(Figure record listings)
________
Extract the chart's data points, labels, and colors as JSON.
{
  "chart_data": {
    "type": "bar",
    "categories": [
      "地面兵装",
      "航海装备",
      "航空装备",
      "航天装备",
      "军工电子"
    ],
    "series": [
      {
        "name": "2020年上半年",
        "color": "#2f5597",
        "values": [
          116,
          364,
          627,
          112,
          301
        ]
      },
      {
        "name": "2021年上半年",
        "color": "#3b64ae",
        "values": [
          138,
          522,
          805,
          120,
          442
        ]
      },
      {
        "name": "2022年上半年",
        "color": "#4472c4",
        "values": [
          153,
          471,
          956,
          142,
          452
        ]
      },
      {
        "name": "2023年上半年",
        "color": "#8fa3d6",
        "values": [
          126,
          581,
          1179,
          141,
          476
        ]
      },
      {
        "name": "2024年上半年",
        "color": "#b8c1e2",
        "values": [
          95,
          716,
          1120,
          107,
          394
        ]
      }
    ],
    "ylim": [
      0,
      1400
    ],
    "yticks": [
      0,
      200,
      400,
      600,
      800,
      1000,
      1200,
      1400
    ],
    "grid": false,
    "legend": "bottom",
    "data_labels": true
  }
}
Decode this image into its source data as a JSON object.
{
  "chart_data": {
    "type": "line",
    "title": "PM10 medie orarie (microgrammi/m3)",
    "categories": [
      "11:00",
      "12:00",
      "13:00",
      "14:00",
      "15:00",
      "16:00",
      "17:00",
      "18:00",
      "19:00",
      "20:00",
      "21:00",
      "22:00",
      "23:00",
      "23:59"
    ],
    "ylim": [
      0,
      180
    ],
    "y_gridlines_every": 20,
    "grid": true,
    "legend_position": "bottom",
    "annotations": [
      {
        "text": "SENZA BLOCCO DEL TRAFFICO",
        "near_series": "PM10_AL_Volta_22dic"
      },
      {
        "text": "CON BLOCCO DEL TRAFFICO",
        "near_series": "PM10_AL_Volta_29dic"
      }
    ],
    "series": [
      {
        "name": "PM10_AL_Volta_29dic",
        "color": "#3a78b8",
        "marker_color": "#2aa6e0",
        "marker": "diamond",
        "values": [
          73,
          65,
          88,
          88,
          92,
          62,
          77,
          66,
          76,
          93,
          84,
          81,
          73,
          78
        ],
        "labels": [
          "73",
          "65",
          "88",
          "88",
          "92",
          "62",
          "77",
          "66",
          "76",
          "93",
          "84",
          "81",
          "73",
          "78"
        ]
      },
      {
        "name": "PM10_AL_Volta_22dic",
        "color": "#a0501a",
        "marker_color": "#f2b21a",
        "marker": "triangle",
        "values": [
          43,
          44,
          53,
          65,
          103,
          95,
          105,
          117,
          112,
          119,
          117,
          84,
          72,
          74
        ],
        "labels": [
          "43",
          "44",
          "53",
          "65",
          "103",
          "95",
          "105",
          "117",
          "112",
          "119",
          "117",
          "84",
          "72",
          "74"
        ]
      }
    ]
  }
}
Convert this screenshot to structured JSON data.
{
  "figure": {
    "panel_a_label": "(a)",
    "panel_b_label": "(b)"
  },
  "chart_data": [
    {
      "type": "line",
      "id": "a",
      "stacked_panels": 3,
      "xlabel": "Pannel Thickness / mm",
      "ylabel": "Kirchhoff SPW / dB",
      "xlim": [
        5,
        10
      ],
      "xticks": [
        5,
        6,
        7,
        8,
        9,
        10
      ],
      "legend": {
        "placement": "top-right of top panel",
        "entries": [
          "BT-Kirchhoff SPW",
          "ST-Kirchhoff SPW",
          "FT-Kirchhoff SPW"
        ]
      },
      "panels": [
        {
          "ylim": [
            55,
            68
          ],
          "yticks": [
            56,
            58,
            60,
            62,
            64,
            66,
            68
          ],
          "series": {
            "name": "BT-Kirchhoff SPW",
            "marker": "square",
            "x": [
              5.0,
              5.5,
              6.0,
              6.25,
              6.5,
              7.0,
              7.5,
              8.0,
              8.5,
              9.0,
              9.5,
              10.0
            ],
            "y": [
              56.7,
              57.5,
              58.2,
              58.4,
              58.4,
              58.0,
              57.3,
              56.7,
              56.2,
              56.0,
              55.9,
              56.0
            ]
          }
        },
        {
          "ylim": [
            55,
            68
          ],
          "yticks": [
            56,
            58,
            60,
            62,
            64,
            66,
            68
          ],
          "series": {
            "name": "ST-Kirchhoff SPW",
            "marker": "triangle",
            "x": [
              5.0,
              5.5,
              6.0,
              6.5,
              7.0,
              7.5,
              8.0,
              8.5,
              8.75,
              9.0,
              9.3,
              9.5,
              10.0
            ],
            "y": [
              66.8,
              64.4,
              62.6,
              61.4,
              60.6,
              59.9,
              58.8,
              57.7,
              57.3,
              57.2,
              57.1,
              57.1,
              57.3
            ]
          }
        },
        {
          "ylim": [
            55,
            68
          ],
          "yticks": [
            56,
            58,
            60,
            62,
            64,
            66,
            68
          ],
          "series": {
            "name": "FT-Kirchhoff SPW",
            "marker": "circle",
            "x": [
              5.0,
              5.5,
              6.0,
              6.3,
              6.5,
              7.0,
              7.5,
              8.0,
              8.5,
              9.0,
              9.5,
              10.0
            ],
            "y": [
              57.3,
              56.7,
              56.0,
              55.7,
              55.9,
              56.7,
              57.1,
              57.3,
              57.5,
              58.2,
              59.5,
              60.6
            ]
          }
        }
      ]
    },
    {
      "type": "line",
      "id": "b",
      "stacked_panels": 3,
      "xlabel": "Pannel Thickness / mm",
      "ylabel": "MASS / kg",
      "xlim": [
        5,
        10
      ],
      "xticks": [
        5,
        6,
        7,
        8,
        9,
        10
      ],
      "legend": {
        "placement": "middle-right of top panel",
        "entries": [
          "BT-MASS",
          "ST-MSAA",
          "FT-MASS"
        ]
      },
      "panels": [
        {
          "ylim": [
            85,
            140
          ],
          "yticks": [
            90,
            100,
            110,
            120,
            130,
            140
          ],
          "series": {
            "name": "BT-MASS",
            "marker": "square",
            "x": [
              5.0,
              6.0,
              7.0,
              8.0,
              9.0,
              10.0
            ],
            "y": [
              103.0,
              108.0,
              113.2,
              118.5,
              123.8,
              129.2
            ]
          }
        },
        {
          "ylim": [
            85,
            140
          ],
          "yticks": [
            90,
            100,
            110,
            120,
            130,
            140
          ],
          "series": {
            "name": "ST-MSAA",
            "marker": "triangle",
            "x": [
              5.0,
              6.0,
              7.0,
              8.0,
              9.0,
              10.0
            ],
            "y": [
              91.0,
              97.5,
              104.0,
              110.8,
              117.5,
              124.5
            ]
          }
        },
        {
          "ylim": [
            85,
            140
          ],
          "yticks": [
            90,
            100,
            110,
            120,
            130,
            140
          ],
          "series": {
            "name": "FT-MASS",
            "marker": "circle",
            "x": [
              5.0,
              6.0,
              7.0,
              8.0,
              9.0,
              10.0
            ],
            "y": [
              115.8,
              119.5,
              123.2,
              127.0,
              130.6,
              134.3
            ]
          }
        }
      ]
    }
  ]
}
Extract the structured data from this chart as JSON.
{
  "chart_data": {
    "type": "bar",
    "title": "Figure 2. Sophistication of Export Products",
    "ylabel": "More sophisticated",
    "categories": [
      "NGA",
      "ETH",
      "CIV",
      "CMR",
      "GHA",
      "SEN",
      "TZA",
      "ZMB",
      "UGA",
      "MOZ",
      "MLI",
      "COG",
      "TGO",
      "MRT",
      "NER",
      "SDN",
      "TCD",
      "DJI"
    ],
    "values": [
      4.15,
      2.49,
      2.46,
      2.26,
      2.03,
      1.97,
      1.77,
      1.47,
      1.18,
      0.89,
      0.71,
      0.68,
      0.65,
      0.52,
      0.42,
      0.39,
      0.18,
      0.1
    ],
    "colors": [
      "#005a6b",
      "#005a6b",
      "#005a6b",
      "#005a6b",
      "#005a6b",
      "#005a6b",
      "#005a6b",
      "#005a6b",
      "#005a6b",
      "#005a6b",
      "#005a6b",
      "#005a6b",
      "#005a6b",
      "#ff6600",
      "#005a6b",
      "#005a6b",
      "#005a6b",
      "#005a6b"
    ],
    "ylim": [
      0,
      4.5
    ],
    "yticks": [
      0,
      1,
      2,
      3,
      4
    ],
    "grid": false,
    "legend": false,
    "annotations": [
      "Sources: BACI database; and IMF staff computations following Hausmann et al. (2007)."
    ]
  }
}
________
> Task to carry out
Return exactly the lines of the data, and only those, from the line with "Extract the structured" through the last line, inclusive.

> Answer to this problem
Extract the structured data from this chart as JSON.
{
  "chart_data": {
    "type": "bar",
    "title": "Figure 2. Sophistication of Export Products",
    "ylabel": "More sophisticated",
    "categories": [
      "NGA",
      "ETH",
      "CIV",
      "CMR",
      "GHA",
      "SEN",
      "TZA",
      "ZMB",
      "UGA",
      "MOZ",
      "MLI",
      "COG",
      "TGO",
      "MRT",
      "NER",
      "SDN",
      "TCD",
      "DJI"
    ],
    "values": [
      4.15,
      2.49,
      2.46,
      2.26,
      2.03,
      1.97,
      1.77,
      1.47,
      1.18,
      0.89,
      0.71,
      0.68,
      0.65,
      0.52,
      0.42,
      0.39,
      0.18,
      0.1
    ],
    "colors": [
      "#005a6b",
      "#005a6b",
      "#005a6b",
      "#005a6b",
      "#005a6b",
      "#005a6b",
      "#005a6b",
      "#005a6b",
      "#005a6b",
      "#005a6b",
      "#005a6b",
      "#005a6b",
      "#005a6b",
      "#ff6600",
      "#005a6b",
      "#005a6b",
      "#005a6b",
      "#005a6b"
    ],
    "ylim": [
      0,
      4.5
    ],
    "yticks": [
      0,
      1,
      2,
      3,
      4
    ],
    "grid": false,
    "legend": false,
    "annotations": [
      "Sources: BACI database; and IMF staff computations following Hausmann et al. (2007)."
    ]
  }
}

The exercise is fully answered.